Task description:
Would you repeat the listing exactly but omit every picture?

Saved entries:
Begin

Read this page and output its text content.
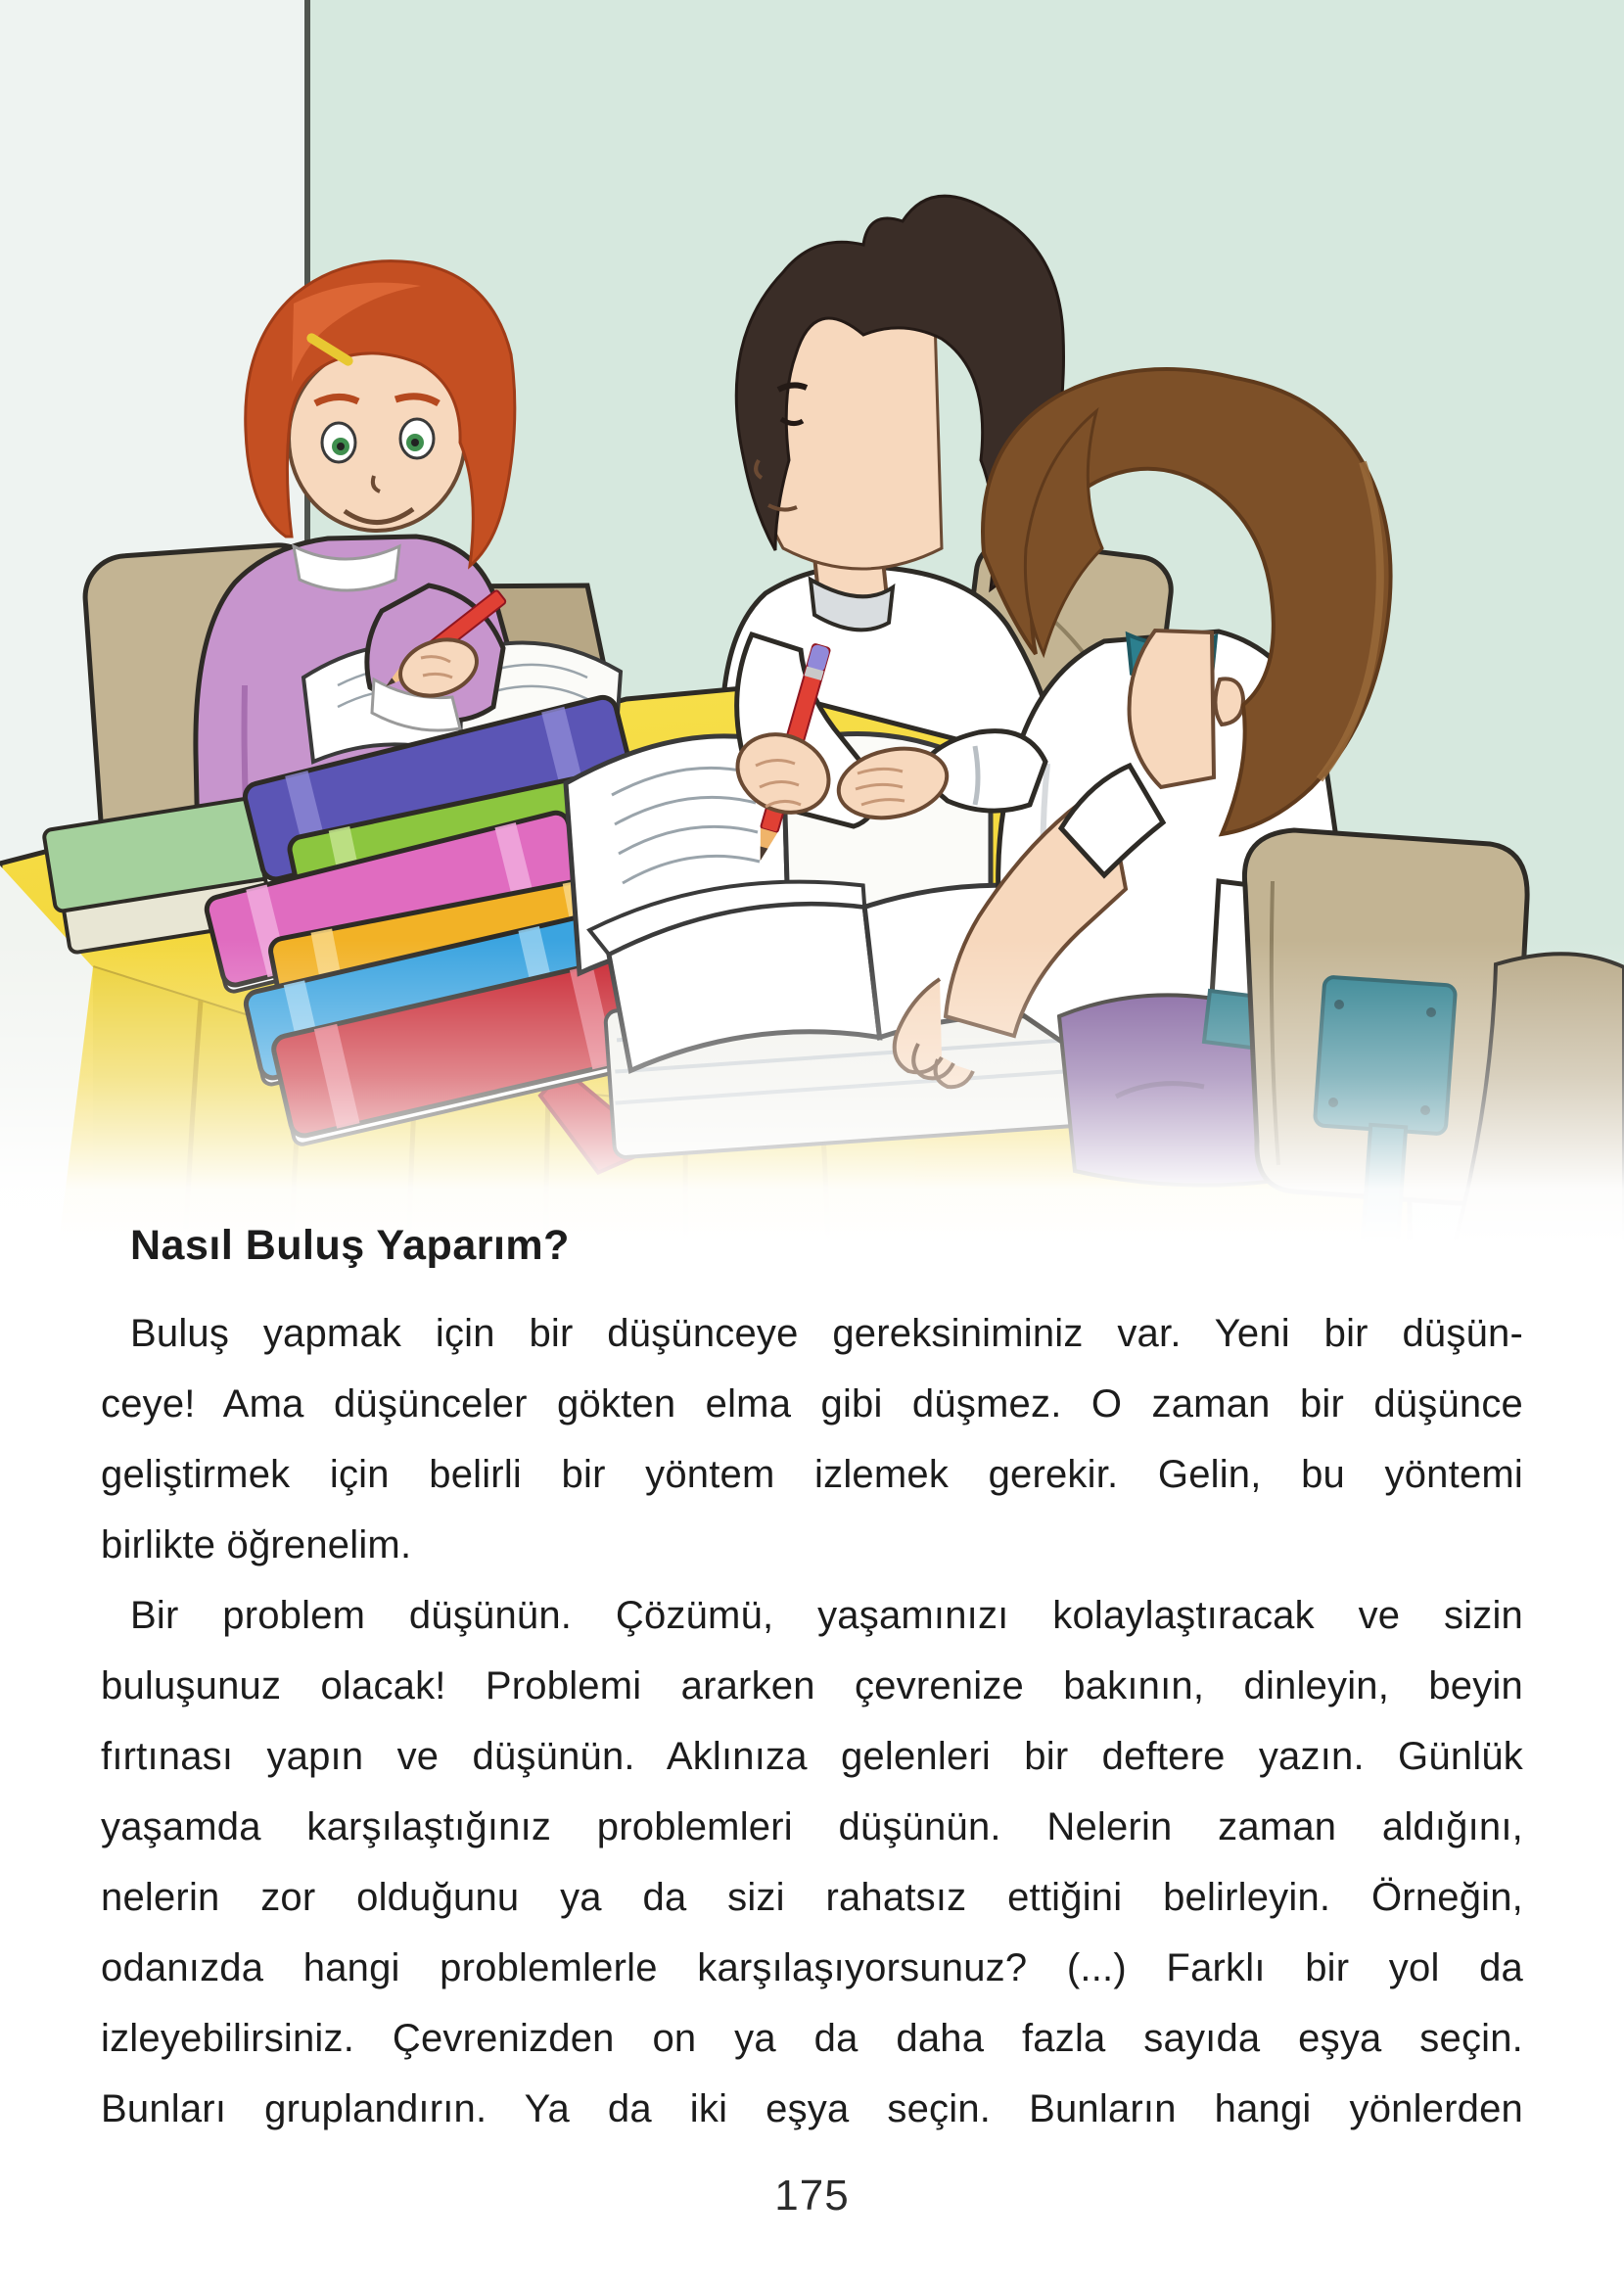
Nasıl Buluş Yaparım?
Buluş yapmak için bir düşünceye gereksiniminiz var. Yeni bir düşün-
ceye! Ama düşünceler gökten elma gibi düşmez. O zaman bir düşünce
geliştirmek için belirli bir yöntem izlemek gerekir. Gelin, bu yöntemi
birlikte öğrenelim.
Bir problem düşünün. Çözümü, yaşamınızı kolaylaştıracak ve sizin
buluşunuz olacak! Problemi ararken çevrenize bakının, dinleyin, beyin
fırtınası yapın ve düşünün. Aklınıza gelenleri bir deftere yazın. Günlük
yaşamda karşılaştığınız problemleri düşünün. Nelerin zaman aldığını,
nelerin zor olduğunu ya da sizi rahatsız ettiğini belirleyin. Örneğin,
odanızda hangi problemlerle karşılaşıyorsunuz? (...) Farklı bir yol da
izleyebilirsiniz. Çevrenizden on ya da daha fazla sayıda eşya seçin.
Bunları gruplandırın. Ya da iki eşya seçin. Bunların hangi yönlerden
175
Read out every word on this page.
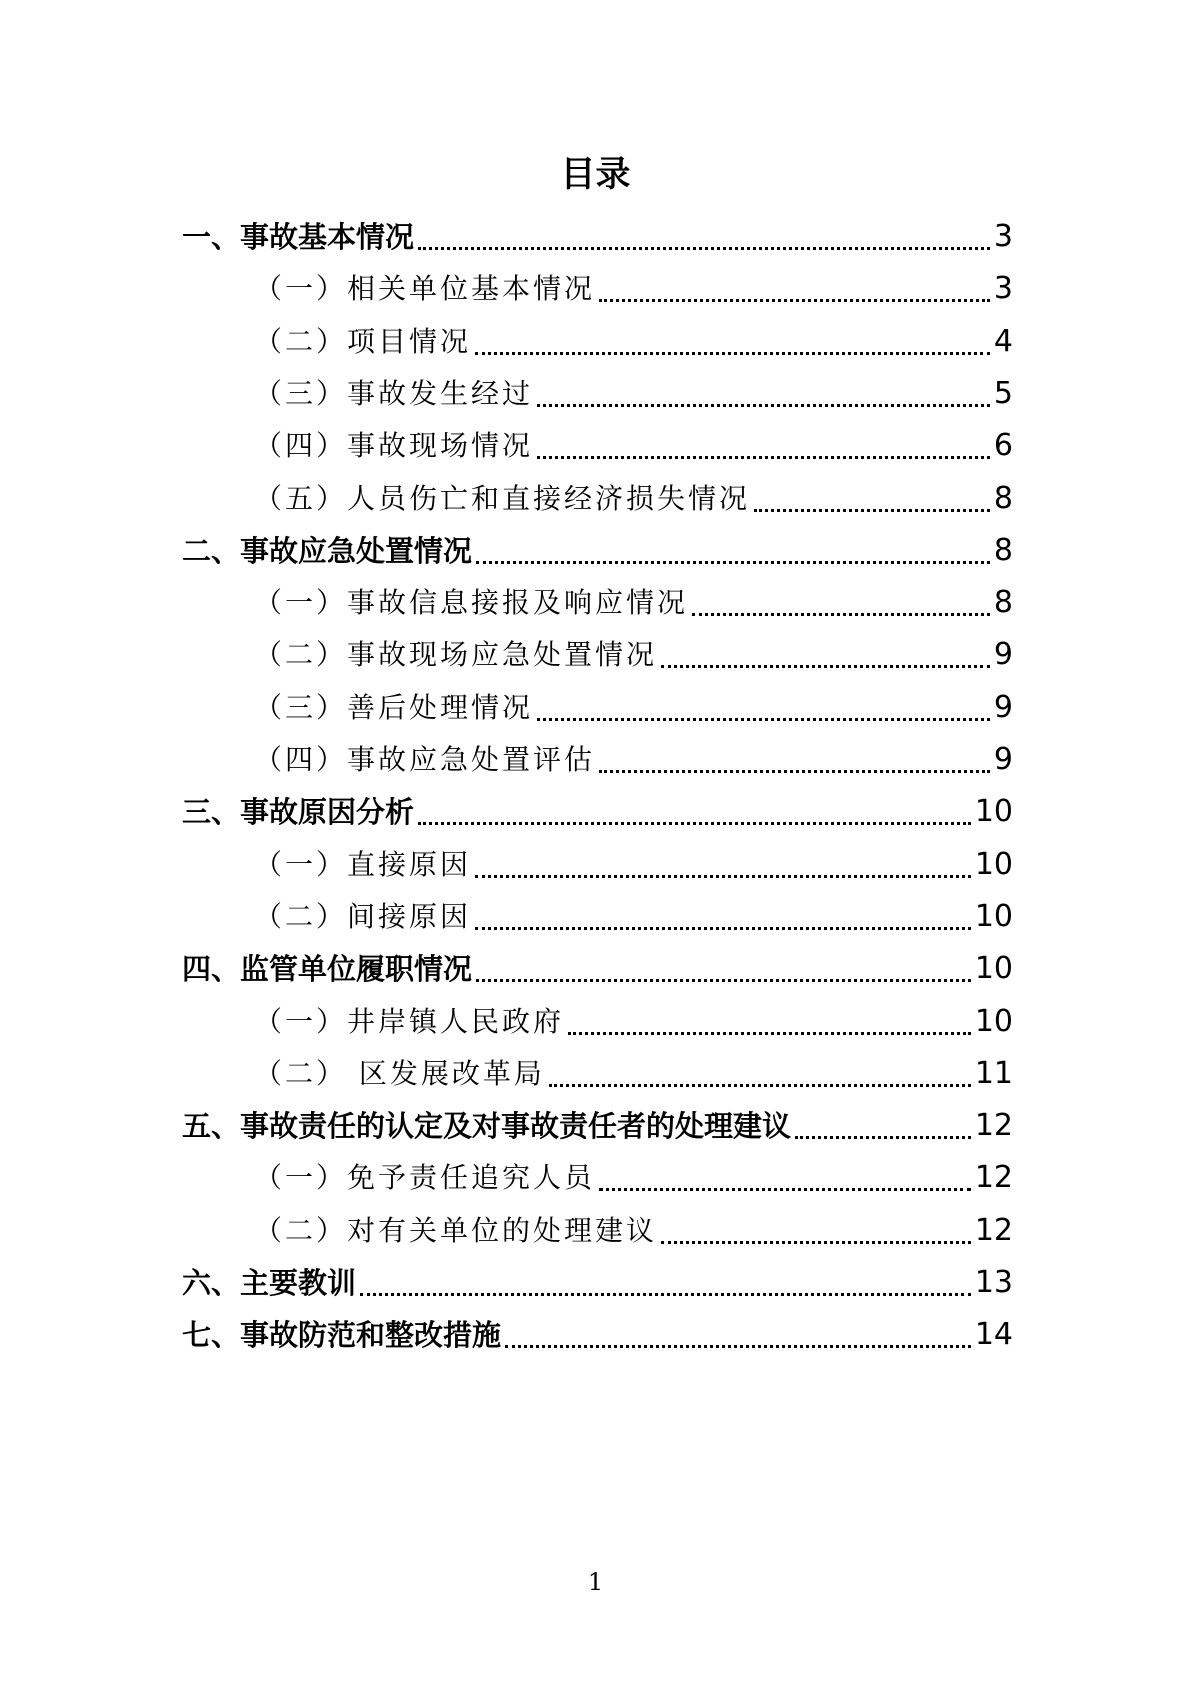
目录
一、事故基本情况	3
（一）相关单位基本情况	3
（二）项目情况	4
（三）事故发生经过	5
（四）事故现场情况	6
（五）人员伤亡和直接经济损失情况	8
二、事故应急处置情况	8
（一）事故信息接报及响应情况	8
（二）事故现场应急处置情况	9
（三）善后处理情况	9
（四）事故应急处置评估	9
三、事故原因分析	10
（一）直接原因	10
（二）间接原因	10
四、监管单位履职情况	10
（一）井岸镇人民政府	10
（二） 区发展改革局	11
五、事故责任的认定及对事故责任者的处理建议	12
（一）免予责任追究人员	12
（二）对有关单位的处理建议	12
六、主要教训	13
七、事故防范和整改措施	14
1
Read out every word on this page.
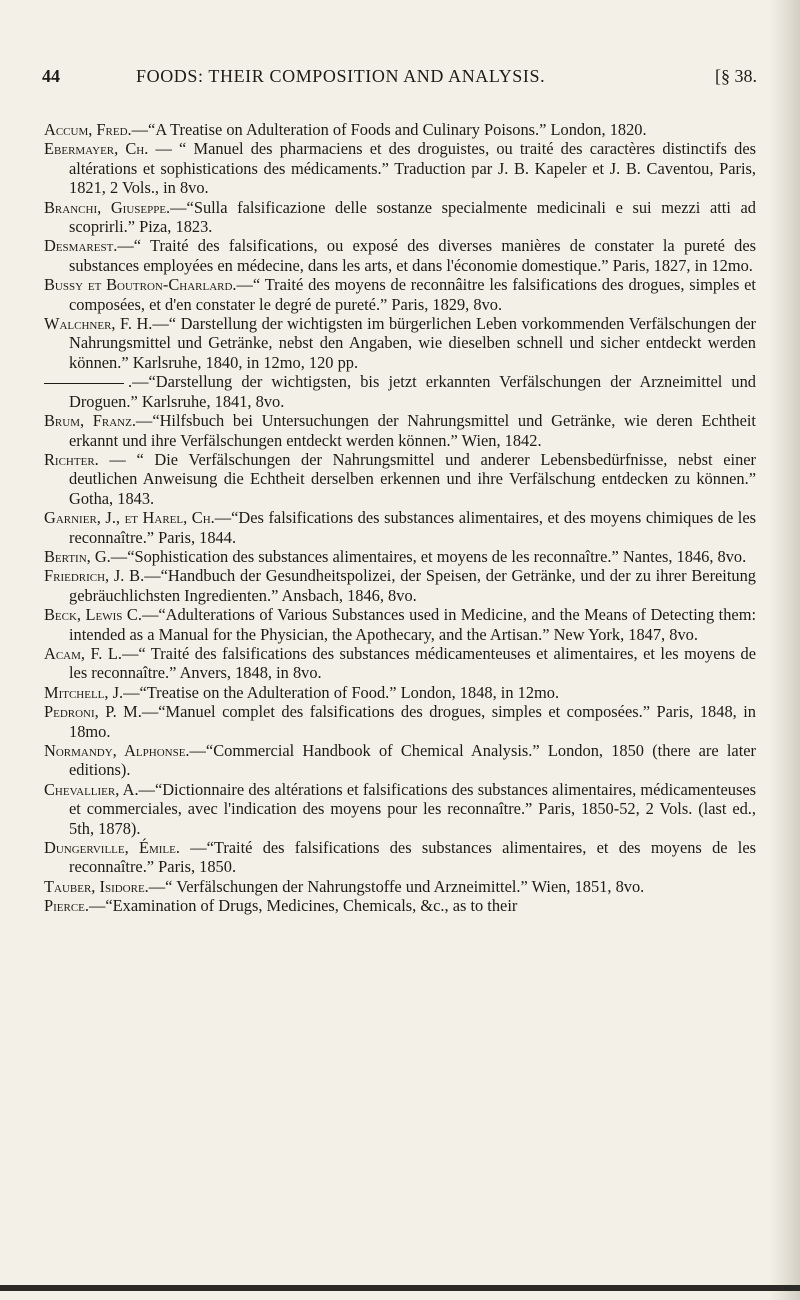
44	FOODS: THEIR COMPOSITION AND ANALYSIS.	[§ 38.

Accum, Fred.—“A Treatise on Adulteration of Foods and Culinary Poisons.” London, 1820.

Ebermayer, Ch. — “ Manuel des pharmaciens et des droguistes, ou traité des caractères distinctifs des altérations et sophistications des médicaments.” Traduction par J. B. Kapeler et J. B. Caventou, Paris, 1821, 2 Vols., in 8vo.

Branchi, Giuseppe.—“Sulla falsificazione delle sostanze specialmente medicinali e sui mezzi atti ad scoprirli.” Piza, 1823.

Desmarest.—“ Traité des falsifications, ou exposé des diverses manières de constater la pureté des substances employées en médecine, dans les arts, et dans l'économie domestique.” Paris, 1827, in 12mo.

Bussy et Boutron-Charlard.—“ Traité des moyens de reconnâitre les falsifications des drogues, simples et composées, et d'en constater le degré de pureté.” Paris, 1829, 8vo.

Walchner, F. H.—“ Darstellung der wichtigsten im bürgerlichen Leben vorkommenden Verfälschungen der Nahrungsmittel und Getränke, nebst den Angaben, wie dieselben schnell und sicher entdeckt werden können.” Karlsruhe, 1840, in 12mo, 120 pp.

.—“Darstellung der wichtigsten, bis jetzt erkannten Verfälschungen der Arzneimittel und Droguen.” Karlsruhe, 1841, 8vo.

Brum, Franz.—“Hilfsbuch bei Untersuchungen der Nahrungsmittel und Getränke, wie deren Echtheit erkannt und ihre Verfälschungen entdeckt werden können.” Wien, 1842.

Richter. — “ Die Verfälschungen der Nahrungsmittel und anderer Lebensbedürfnisse, nebst einer deutlichen Anweisung die Echtheit derselben erkennen und ihre Verfälschung entdecken zu können.” Gotha, 1843.

Garnier, J., et Harel, Ch.—“Des falsifications des substances alimentaires, et des moyens chimiques de les reconnaître.” Paris, 1844.

Bertin, G.—“Sophistication des substances alimentaires, et moyens de les reconnaître.” Nantes, 1846, 8vo.

Friedrich, J. B.—“Handbuch der Gesundheitspolizei, der Speisen, der Getränke, und der zu ihrer Bereitung gebräuchlichsten Ingredienten.” Ansbach, 1846, 8vo.

Beck, Lewis C.—“Adulterations of Various Substances used in Medicine, and the Means of Detecting them: intended as a Manual for the Physician, the Apothecary, and the Artisan.” New York, 1847, 8vo.

Acam, F. L.—“ Traité des falsifications des substances médicamenteuses et alimentaires, et les moyens de les reconnaître.” Anvers, 1848, in 8vo.

Mitchell, J.—“Treatise on the Adulteration of Food.” London, 1848, in 12mo.

Pedroni, P. M.—“Manuel complet des falsifications des drogues, simples et composées.” Paris, 1848, in 18mo.

Normandy, Alphonse.—“Commercial Handbook of Chemical Analysis.” London, 1850 (there are later editions).

Chevallier, A.—“Dictionnaire des altérations et falsifications des substances alimentaires, médicamenteuses et commerciales, avec l'indication des moyens pour les reconnaître.” Paris, 1850-52, 2 Vols. (last ed., 5th, 1878).

Dungerville, Émile. —“Traité des falsifications des substances alimentaires, et des moyens de les reconnaître.” Paris, 1850.

Tauber, Isidore.—“ Verfälschungen der Nahrungstoffe und Arzneimittel.” Wien, 1851, 8vo.

Pierce.—“Examination of Drugs, Medicines, Chemicals, &c., as to their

End

Result of this task:
Read this page and output its text content.
Nasıl Buluş Yaparım?
Buluş yapmak için bir düşünceye gereksiniminiz var. Yeni bir düşün-
ceye! Ama düşünceler gökten elma gibi düşmez. O zaman bir düşünce
geliştirmek için belirli bir yöntem izlemek gerekir. Gelin, bu yöntemi
birlikte öğrenelim.
Bir problem düşünün. Çözümü, yaşamınızı kolaylaştıracak ve sizin
buluşunuz olacak! Problemi ararken çevrenize bakının, dinleyin, beyin
fırtınası yapın ve düşünün. Aklınıza gelenleri bir deftere yazın. Günlük
yaşamda karşılaştığınız problemleri düşünün. Nelerin zaman aldığını,
nelerin zor olduğunu ya da sizi rahatsız ettiğini belirleyin. Örneğin,
odanızda hangi problemlerle karşılaşıyorsunuz? (...) Farklı bir yol da
izleyebilirsiniz. Çevrenizden on ya da daha fazla sayıda eşya seçin.
Bunları gruplandırın. Ya da iki eşya seçin. Bunların hangi yönlerden
175
Read out every word on this page.
目录
一、事故基本情况	3
（一）相关单位基本情况	3
（二）项目情况	4
（三）事故发生经过	5
（四）事故现场情况	6
（五）人员伤亡和直接经济损失情况	8
二、事故应急处置情况	8
（一）事故信息接报及响应情况	8
（二）事故现场应急处置情况	9
（三）善后处理情况	9
（四）事故应急处置评估	9
三、事故原因分析	10
（一）直接原因	10
（二）间接原因	10
四、监管单位履职情况	10
（一）井岸镇人民政府	10
（二） 区发展改革局	11
五、事故责任的认定及对事故责任者的处理建议	12
（一）免予责任追究人员	12
（二）对有关单位的处理建议	12
六、主要教训	13
七、事故防范和整改措施	14
1
Read out every word on this page.
44	FOODS: THEIR COMPOSITION AND ANALYSIS.	[§ 38.

Accum, Fred.—“A Treatise on Adulteration of Foods and Culinary Poisons.” London, 1820.

Ebermayer, Ch. — “ Manuel des pharmaciens et des droguistes, ou traité des caractères distinctifs des altérations et sophistications des médicaments.” Traduction par J. B. Kapeler et J. B. Caventou, Paris, 1821, 2 Vols., in 8vo.

Branchi, Giuseppe.—“Sulla falsificazione delle sostanze specialmente medicinali e sui mezzi atti ad scoprirli.” Piza, 1823.

Desmarest.—“ Traité des falsifications, ou exposé des diverses manières de constater la pureté des substances employées en médecine, dans les arts, et dans l'économie domestique.” Paris, 1827, in 12mo.

Bussy et Boutron-Charlard.—“ Traité des moyens de reconnâitre les falsifications des drogues, simples et composées, et d'en constater le degré de pureté.” Paris, 1829, 8vo.

Walchner, F. H.—“ Darstellung der wichtigsten im bürgerlichen Leben vorkommenden Verfälschungen der Nahrungsmittel und Getränke, nebst den Angaben, wie dieselben schnell und sicher entdeckt werden können.” Karlsruhe, 1840, in 12mo, 120 pp.

.—“Darstellung der wichtigsten, bis jetzt erkannten Verfälschungen der Arzneimittel und Droguen.” Karlsruhe, 1841, 8vo.

Brum, Franz.—“Hilfsbuch bei Untersuchungen der Nahrungsmittel und Getränke, wie deren Echtheit erkannt und ihre Verfälschungen entdeckt werden können.” Wien, 1842.

Richter. — “ Die Verfälschungen der Nahrungsmittel und anderer Lebensbedürfnisse, nebst einer deutlichen Anweisung die Echtheit derselben erkennen und ihre Verfälschung entdecken zu können.” Gotha, 1843.

Garnier, J., et Harel, Ch.—“Des falsifications des substances alimentaires, et des moyens chimiques de les reconnaître.” Paris, 1844.

Bertin, G.—“Sophistication des substances alimentaires, et moyens de les reconnaître.” Nantes, 1846, 8vo.

Friedrich, J. B.—“Handbuch der Gesundheitspolizei, der Speisen, der Getränke, und der zu ihrer Bereitung gebräuchlichsten Ingredienten.” Ansbach, 1846, 8vo.

Beck, Lewis C.—“Adulterations of Various Substances used in Medicine, and the Means of Detecting them: intended as a Manual for the Physician, the Apothecary, and the Artisan.” New York, 1847, 8vo.

Acam, F. L.—“ Traité des falsifications des substances médicamenteuses et alimentaires, et les moyens de les reconnaître.” Anvers, 1848, in 8vo.

Mitchell, J.—“Treatise on the Adulteration of Food.” London, 1848, in 12mo.

Pedroni, P. M.—“Manuel complet des falsifications des drogues, simples et composées.” Paris, 1848, in 18mo.

Normandy, Alphonse.—“Commercial Handbook of Chemical Analysis.” London, 1850 (there are later editions).

Chevallier, A.—“Dictionnaire des altérations et falsifications des substances alimentaires, médicamenteuses et commerciales, avec l'indication des moyens pour les reconnaître.” Paris, 1850-52, 2 Vols. (last ed., 5th, 1878).

Dungerville, Émile. —“Traité des falsifications des substances alimentaires, et des moyens de les reconnaître.” Paris, 1850.

Tauber, Isidore.—“ Verfälschungen der Nahrungstoffe und Arzneimittel.” Wien, 1851, 8vo.

Pierce.—“Examination of Drugs, Medicines, Chemicals, &c., as to their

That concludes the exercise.